*What the exercise asks*
Retype the lines from the one containing "Patent image size: (1020, 660)." through the one containing "The second spacer layer 54 is at (511, 368).", both included, with no changes.

(Stored data)
··········

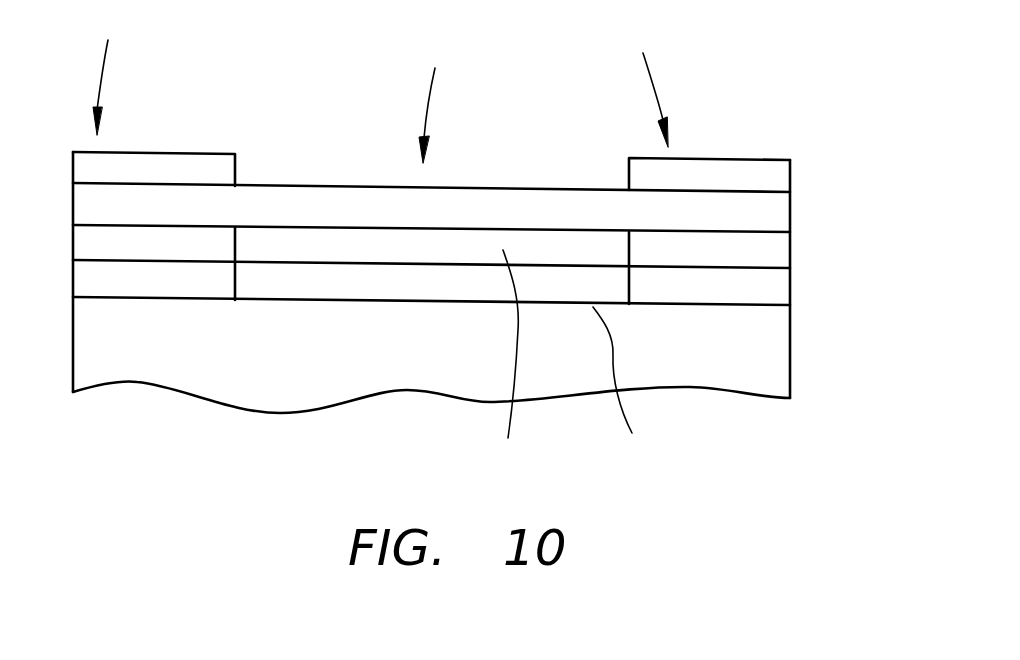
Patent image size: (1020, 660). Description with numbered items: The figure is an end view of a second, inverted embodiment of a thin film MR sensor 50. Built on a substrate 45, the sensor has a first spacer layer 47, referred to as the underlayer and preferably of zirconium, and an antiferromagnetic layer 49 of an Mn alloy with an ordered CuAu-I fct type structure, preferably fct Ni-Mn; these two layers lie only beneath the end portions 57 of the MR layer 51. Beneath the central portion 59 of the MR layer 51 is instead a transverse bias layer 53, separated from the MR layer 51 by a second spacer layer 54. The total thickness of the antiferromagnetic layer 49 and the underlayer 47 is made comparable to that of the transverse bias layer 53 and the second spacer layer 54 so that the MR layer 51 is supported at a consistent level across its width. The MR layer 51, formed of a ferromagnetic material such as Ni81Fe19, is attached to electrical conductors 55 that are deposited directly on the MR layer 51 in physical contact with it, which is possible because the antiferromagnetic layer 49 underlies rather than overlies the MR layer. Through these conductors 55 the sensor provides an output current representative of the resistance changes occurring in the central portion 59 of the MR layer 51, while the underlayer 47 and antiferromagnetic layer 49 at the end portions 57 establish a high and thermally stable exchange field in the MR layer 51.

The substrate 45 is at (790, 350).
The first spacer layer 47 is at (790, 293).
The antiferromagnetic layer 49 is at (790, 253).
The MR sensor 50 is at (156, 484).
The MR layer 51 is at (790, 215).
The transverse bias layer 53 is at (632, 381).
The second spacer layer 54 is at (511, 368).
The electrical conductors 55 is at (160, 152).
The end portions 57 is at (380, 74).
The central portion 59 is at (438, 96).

··········

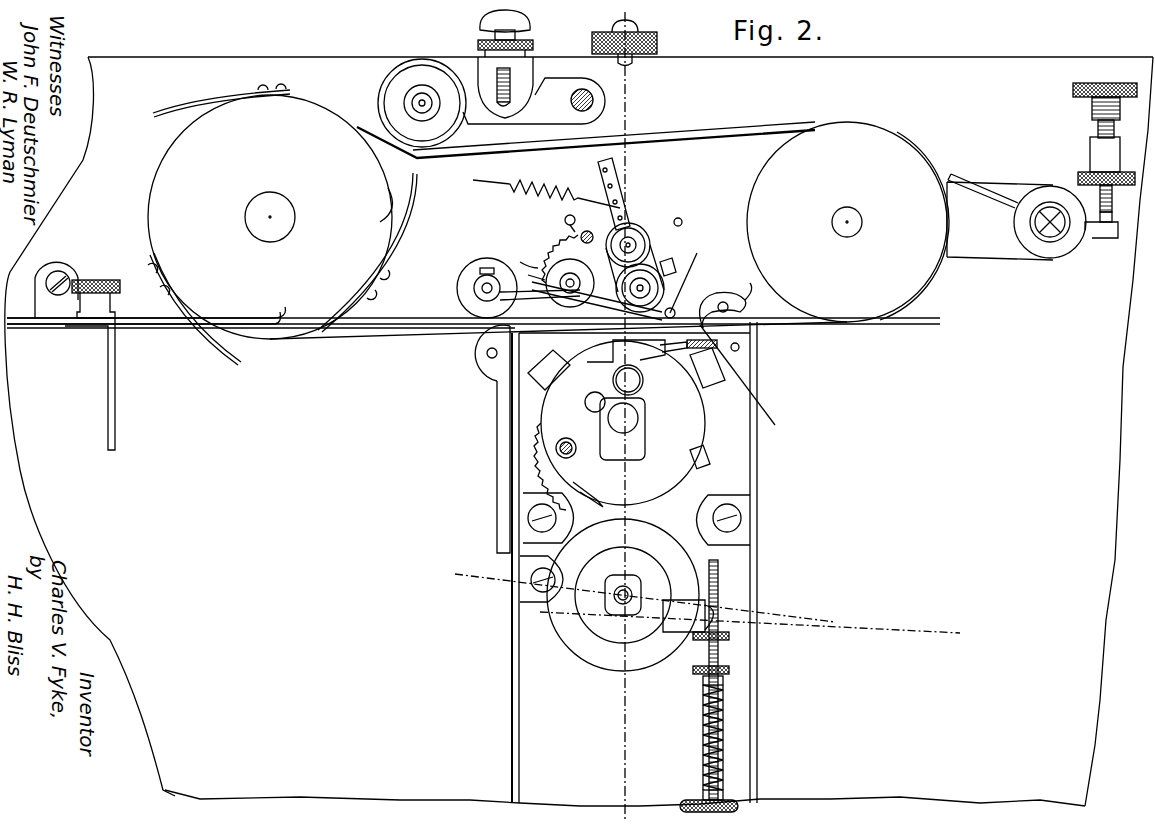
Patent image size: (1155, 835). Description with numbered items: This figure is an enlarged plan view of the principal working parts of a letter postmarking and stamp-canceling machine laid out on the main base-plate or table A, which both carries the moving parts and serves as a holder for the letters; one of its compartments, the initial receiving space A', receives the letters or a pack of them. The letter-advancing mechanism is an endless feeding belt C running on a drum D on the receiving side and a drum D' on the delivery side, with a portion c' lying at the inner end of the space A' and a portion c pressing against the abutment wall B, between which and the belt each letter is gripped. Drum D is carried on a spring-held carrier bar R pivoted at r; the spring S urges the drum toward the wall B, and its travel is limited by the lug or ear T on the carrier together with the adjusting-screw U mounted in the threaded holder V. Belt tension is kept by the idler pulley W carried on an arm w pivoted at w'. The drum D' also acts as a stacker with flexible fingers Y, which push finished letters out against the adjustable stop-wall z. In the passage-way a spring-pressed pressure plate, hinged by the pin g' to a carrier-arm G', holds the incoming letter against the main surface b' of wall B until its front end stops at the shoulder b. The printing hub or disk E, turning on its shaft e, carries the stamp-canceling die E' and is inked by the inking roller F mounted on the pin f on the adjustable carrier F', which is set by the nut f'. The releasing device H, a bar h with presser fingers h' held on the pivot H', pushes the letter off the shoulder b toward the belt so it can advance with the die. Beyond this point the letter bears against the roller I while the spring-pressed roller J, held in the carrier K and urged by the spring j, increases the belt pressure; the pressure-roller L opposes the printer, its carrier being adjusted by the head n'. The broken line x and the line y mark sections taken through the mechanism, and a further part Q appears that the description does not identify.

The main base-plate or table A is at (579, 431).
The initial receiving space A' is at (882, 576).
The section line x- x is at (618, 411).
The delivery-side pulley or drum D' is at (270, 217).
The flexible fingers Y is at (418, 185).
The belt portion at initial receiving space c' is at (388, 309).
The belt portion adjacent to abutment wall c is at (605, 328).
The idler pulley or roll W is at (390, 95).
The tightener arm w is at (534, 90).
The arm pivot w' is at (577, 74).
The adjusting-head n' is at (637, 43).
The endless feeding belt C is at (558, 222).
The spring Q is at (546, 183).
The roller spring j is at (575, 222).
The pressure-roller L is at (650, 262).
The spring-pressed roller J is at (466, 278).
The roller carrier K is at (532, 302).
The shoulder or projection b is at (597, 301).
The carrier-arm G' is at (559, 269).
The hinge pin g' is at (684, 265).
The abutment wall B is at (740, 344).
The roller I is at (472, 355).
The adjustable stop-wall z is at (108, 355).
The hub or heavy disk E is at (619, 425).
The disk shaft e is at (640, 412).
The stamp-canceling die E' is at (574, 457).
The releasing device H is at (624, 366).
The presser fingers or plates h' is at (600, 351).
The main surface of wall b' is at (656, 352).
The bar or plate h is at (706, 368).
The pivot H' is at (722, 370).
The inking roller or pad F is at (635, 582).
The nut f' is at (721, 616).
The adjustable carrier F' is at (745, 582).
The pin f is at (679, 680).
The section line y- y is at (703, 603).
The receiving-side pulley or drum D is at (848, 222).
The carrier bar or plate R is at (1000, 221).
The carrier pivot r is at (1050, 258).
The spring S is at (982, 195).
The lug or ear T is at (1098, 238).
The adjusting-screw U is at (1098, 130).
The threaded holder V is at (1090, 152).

··········

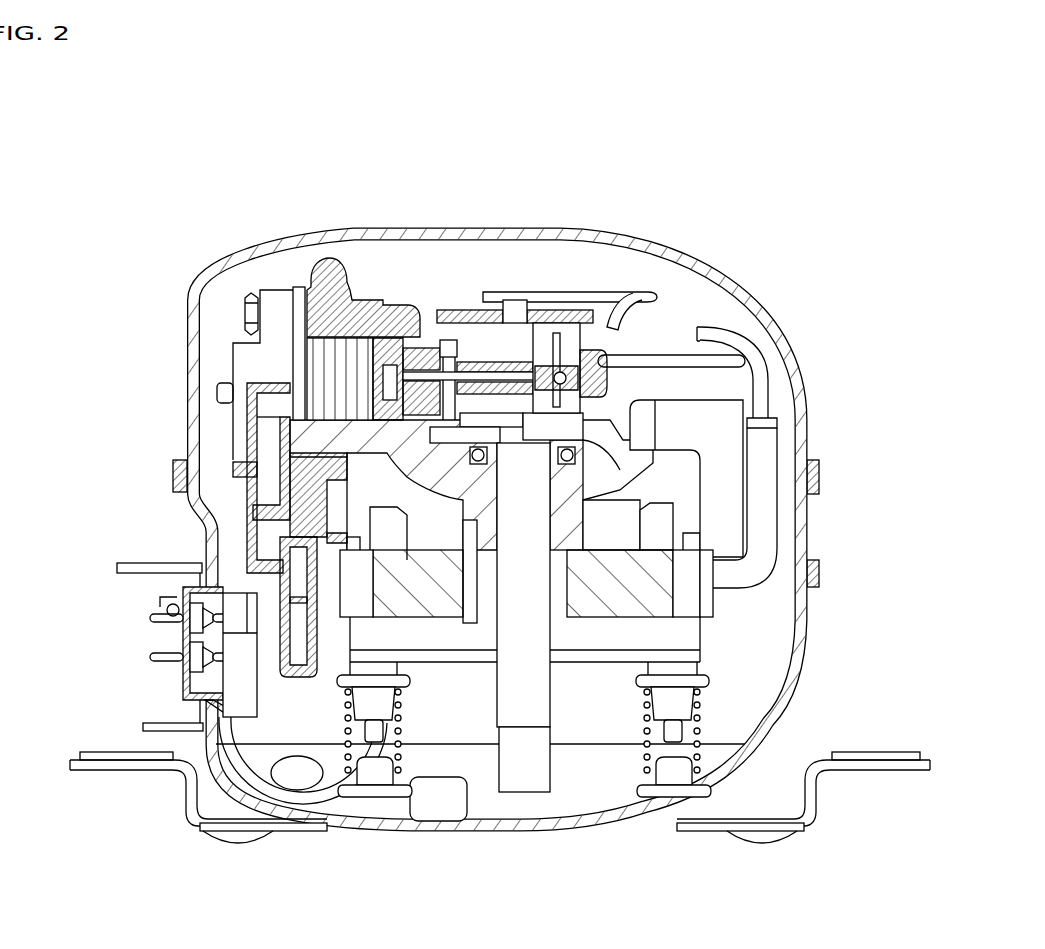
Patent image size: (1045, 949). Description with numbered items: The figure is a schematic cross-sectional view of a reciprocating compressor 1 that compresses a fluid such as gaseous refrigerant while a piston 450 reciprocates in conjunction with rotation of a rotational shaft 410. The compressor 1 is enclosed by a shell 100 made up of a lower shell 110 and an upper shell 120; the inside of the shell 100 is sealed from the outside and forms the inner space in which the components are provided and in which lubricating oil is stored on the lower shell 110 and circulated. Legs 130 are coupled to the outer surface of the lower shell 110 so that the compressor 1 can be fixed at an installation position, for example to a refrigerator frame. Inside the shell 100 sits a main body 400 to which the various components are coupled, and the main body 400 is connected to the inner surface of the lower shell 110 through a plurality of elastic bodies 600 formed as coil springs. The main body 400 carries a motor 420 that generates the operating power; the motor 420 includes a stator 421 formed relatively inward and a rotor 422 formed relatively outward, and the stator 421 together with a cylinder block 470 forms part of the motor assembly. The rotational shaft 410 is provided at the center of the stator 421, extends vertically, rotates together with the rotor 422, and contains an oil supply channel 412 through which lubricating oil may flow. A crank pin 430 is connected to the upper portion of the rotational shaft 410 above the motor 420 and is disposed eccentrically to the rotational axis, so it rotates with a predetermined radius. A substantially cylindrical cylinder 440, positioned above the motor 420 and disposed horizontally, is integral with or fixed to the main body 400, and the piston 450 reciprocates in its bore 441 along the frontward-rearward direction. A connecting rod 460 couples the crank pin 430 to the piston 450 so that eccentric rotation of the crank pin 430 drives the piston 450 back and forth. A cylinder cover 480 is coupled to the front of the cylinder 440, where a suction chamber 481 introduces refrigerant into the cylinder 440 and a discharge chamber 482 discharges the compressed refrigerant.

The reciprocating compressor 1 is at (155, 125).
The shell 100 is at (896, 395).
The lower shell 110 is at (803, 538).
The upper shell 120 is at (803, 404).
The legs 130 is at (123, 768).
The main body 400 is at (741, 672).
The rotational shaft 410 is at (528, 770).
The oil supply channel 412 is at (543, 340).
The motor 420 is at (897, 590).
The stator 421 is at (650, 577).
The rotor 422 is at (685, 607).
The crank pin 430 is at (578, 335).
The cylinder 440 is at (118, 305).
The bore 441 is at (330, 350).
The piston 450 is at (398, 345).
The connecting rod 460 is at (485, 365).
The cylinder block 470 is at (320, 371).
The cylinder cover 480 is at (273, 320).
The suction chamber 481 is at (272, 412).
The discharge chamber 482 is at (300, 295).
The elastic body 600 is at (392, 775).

··········

*The answer*
Patent image size: (1020, 660). Description with numbered items: The figure is an end view of a second, inverted embodiment of a thin film MR sensor 50. Built on a substrate 45, the sensor has a first spacer layer 47, referred to as the underlayer and preferably of zirconium, and an antiferromagnetic layer 49 of an Mn alloy with an ordered CuAu-I fct type structure, preferably fct Ni-Mn; these two layers lie only beneath the end portions 57 of the MR layer 51. Beneath the central portion 59 of the MR layer 51 is instead a transverse bias layer 53, separated from the MR layer 51 by a second spacer layer 54. The total thickness of the antiferromagnetic layer 49 and the underlayer 47 is made comparable to that of the transverse bias layer 53 and the second spacer layer 54 so that the MR layer 51 is supported at a consistent level across its width. The MR layer 51, formed of a ferromagnetic material such as Ni81Fe19, is attached to electrical conductors 55 that are deposited directly on the MR layer 51 in physical contact with it, which is possible because the antiferromagnetic layer 49 underlies rather than overlies the MR layer. Through these conductors 55 the sensor provides an output current representative of the resistance changes occurring in the central portion 59 of the MR layer 51, while the underlayer 47 and antiferromagnetic layer 49 at the end portions 57 establish a high and thermally stable exchange field in the MR layer 51.

The substrate 45 is at (790, 350).
The first spacer layer 47 is at (790, 293).
The antiferromagnetic layer 49 is at (790, 253).
The MR sensor 50 is at (156, 484).
The MR layer 51 is at (790, 215).
The transverse bias layer 53 is at (632, 381).
The second spacer layer 54 is at (511, 368).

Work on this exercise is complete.